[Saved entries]
================================

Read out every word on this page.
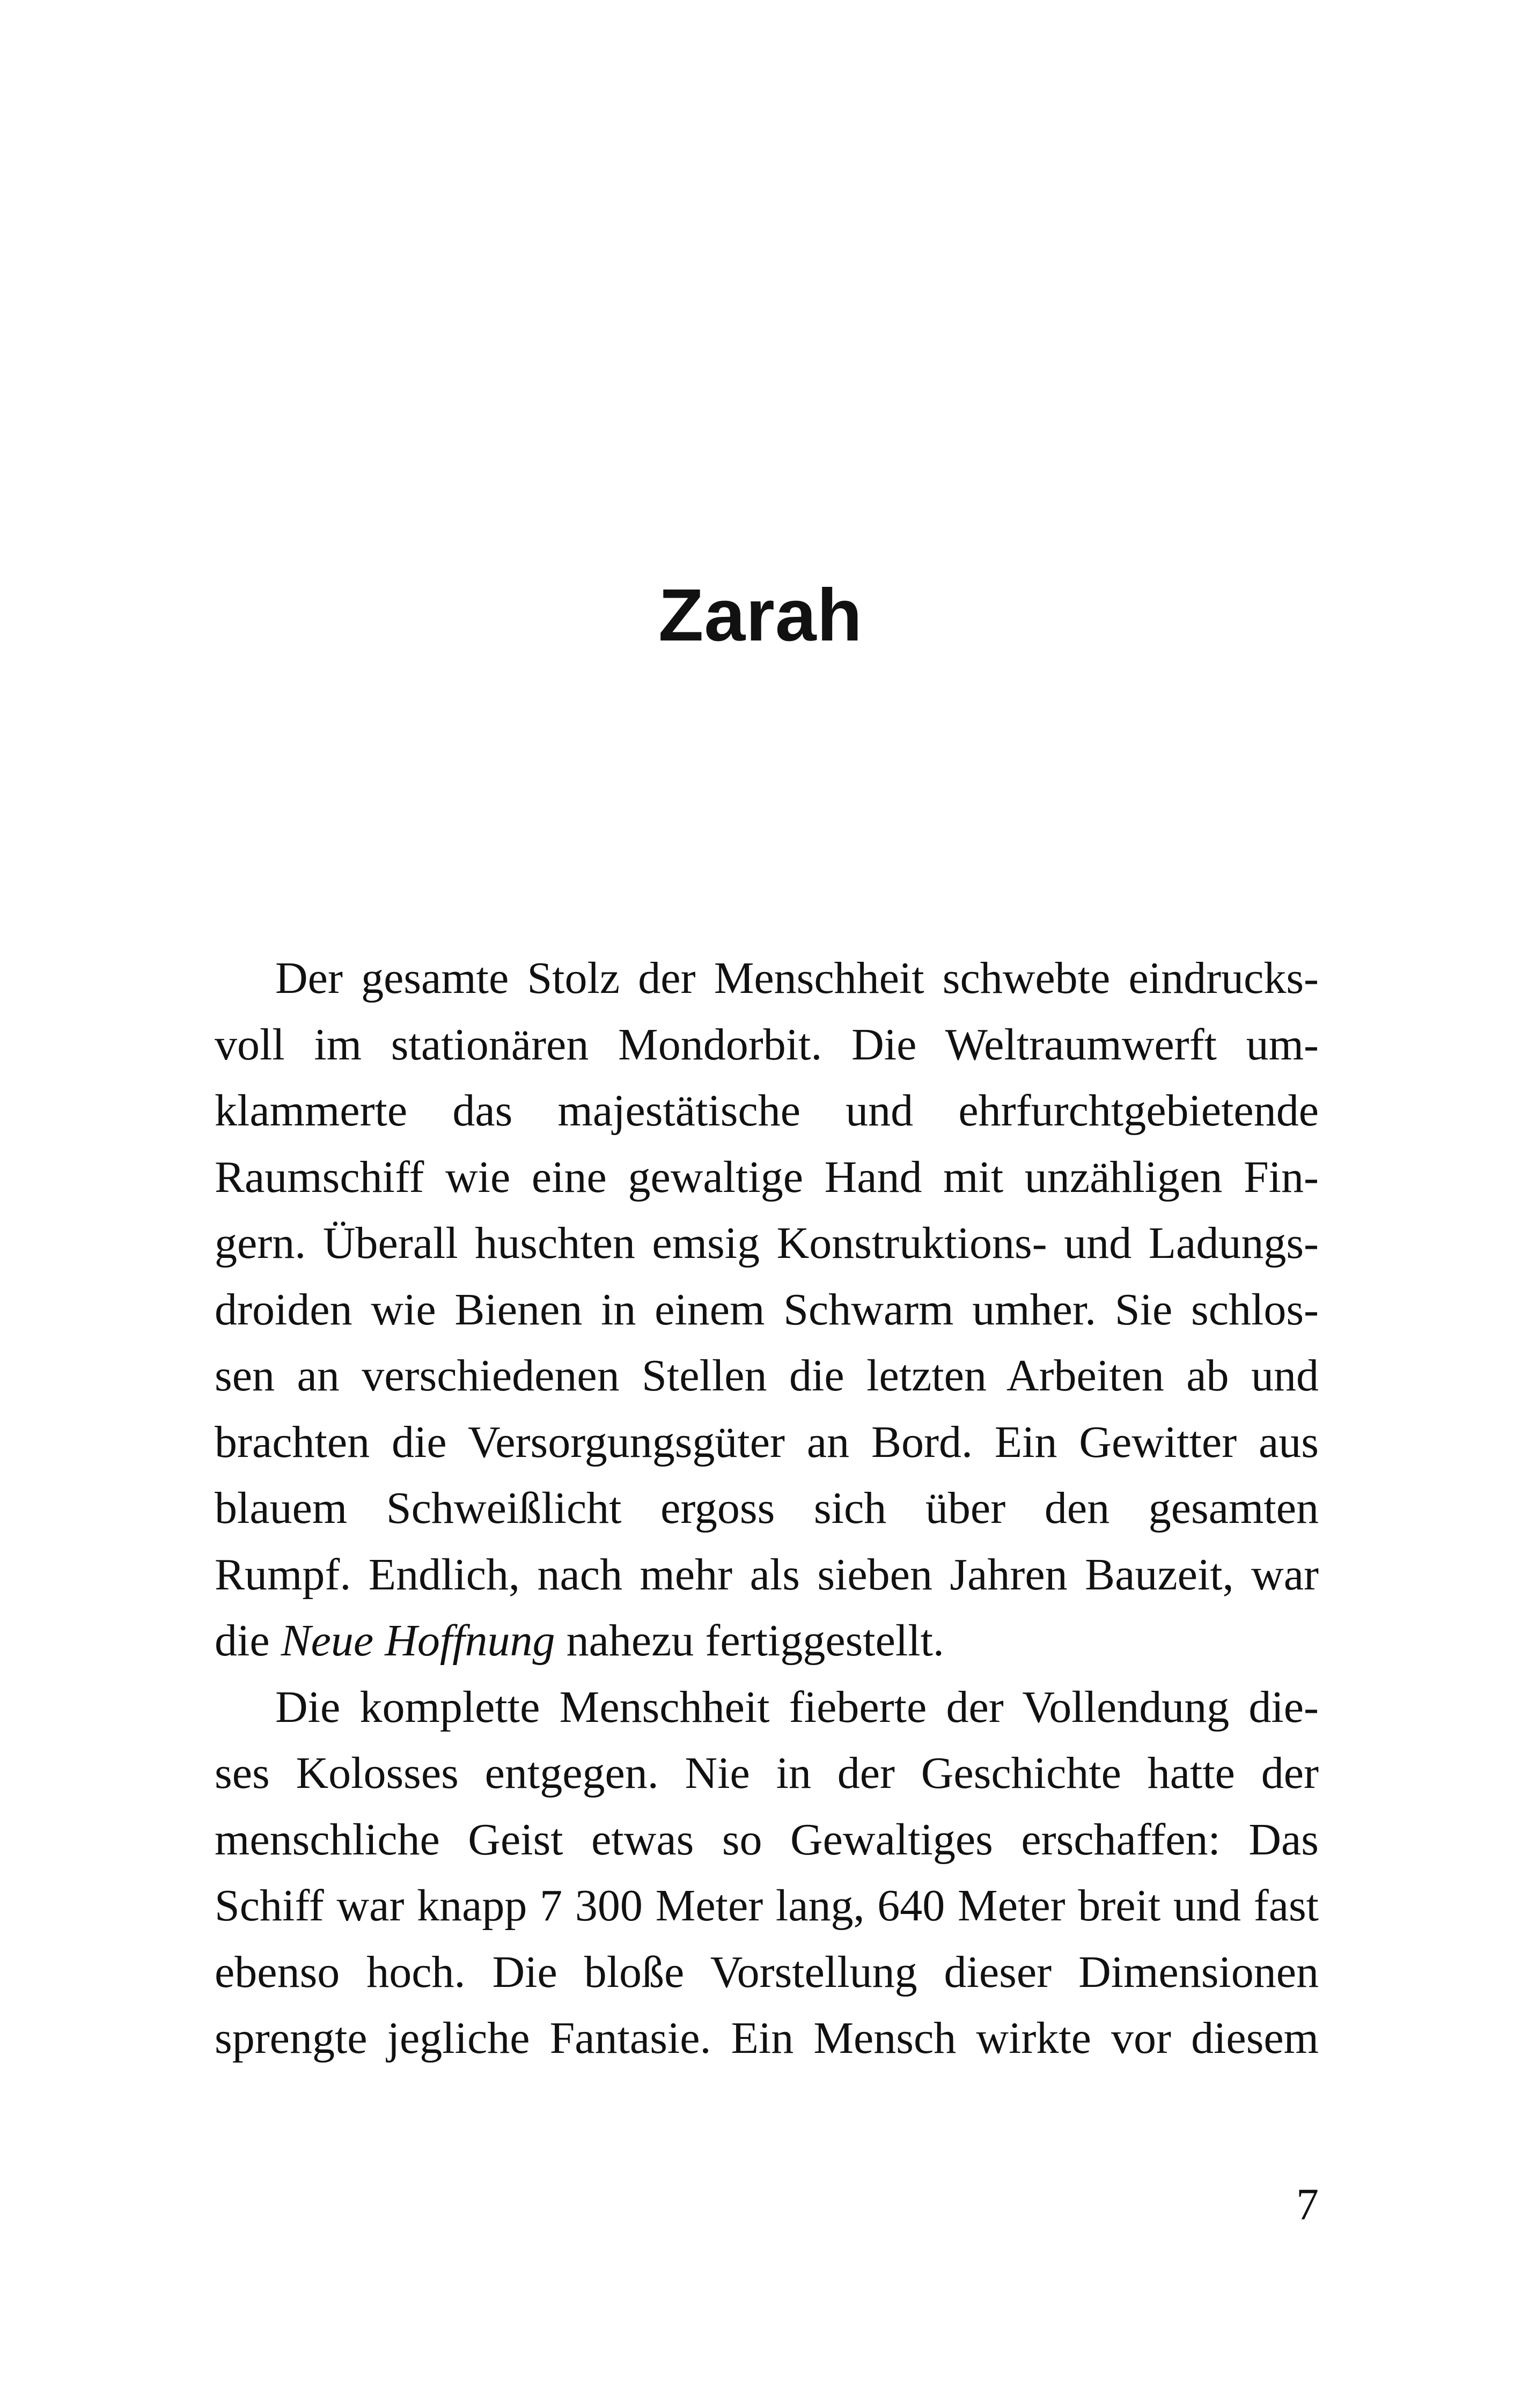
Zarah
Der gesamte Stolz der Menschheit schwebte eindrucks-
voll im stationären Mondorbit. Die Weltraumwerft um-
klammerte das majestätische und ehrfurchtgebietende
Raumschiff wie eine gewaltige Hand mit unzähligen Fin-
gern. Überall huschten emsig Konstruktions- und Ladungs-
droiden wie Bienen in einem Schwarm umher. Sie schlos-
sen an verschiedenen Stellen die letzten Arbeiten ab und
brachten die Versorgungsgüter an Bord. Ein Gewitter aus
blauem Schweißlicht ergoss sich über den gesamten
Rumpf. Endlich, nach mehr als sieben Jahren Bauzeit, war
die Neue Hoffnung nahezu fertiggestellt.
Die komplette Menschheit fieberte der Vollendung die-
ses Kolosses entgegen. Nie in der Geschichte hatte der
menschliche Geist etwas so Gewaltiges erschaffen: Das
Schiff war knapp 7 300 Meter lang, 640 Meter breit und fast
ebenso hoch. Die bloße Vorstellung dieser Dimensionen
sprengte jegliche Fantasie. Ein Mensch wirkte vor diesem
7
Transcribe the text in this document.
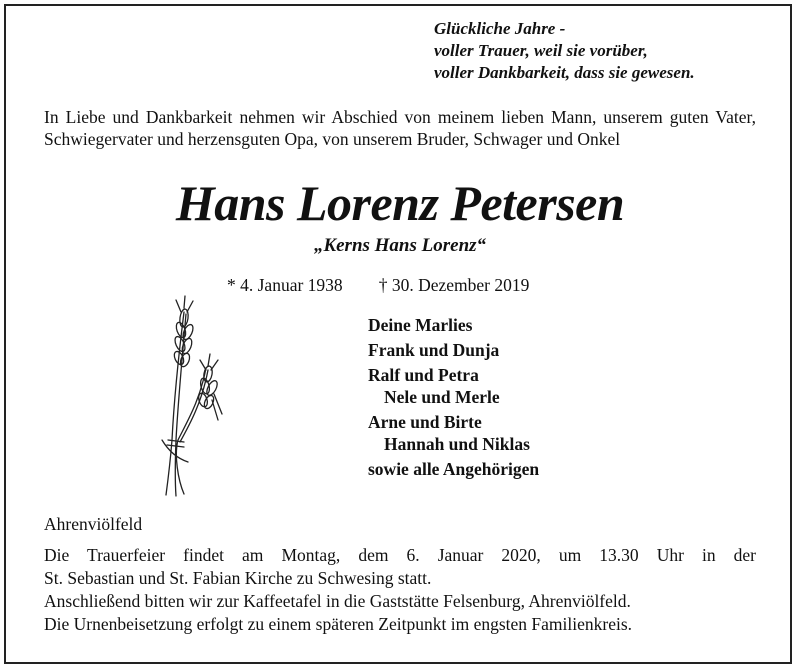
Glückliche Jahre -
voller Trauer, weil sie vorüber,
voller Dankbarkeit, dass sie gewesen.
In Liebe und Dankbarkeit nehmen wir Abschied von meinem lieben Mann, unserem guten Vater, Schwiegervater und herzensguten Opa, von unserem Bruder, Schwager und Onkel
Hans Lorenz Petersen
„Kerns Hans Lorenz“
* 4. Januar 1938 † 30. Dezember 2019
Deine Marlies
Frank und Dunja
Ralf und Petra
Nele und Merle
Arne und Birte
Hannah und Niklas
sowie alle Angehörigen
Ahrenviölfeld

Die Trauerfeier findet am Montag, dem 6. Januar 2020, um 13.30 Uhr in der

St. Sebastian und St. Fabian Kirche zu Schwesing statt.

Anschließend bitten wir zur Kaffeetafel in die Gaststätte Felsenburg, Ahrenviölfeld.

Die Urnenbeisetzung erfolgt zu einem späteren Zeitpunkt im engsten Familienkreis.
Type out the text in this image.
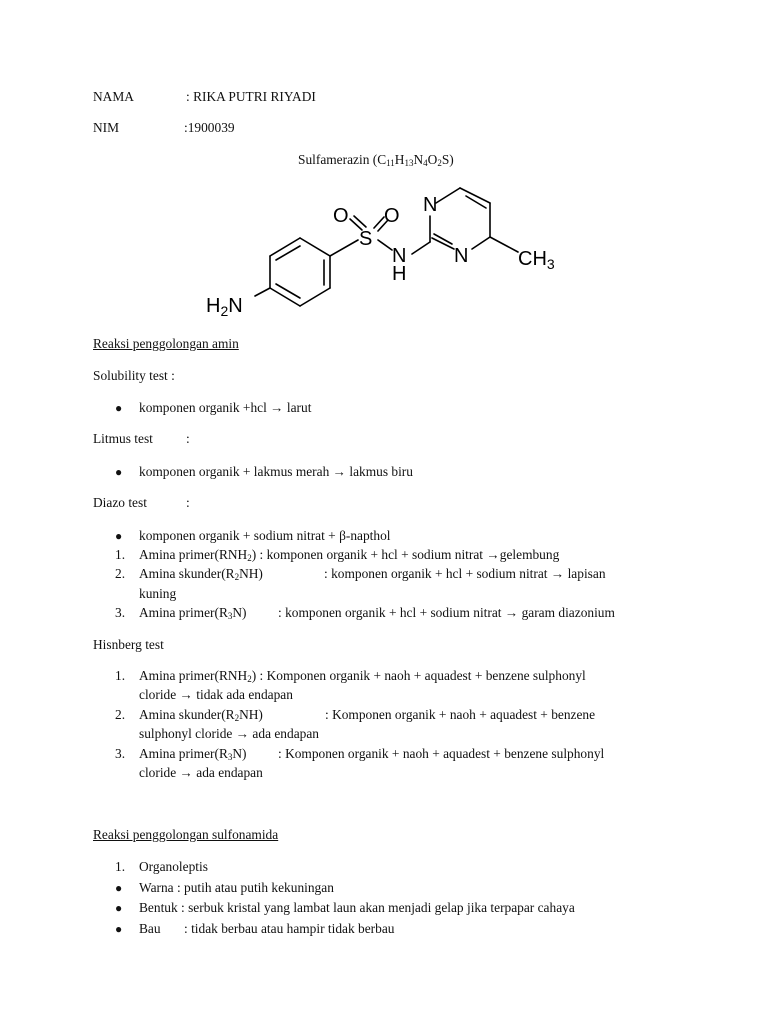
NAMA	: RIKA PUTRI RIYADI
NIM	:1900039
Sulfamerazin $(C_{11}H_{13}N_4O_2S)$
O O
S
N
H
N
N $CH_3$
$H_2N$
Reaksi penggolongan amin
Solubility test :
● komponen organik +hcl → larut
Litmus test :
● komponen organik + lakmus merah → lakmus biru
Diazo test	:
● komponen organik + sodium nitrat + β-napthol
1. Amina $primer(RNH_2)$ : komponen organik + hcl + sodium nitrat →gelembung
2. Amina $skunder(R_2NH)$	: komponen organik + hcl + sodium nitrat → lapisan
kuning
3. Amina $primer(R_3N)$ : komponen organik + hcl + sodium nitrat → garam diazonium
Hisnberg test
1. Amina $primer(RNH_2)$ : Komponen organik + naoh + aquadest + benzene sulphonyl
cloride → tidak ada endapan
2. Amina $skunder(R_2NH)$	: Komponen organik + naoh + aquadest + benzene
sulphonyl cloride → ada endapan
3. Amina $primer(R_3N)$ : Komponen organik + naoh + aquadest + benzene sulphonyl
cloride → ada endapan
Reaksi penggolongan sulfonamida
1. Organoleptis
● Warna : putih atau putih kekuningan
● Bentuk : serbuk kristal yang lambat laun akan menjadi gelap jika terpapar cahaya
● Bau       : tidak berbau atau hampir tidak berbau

================================

Report only the number of lines in the records that include the word "tidak".

■ **WORKED SOLUTION**:
2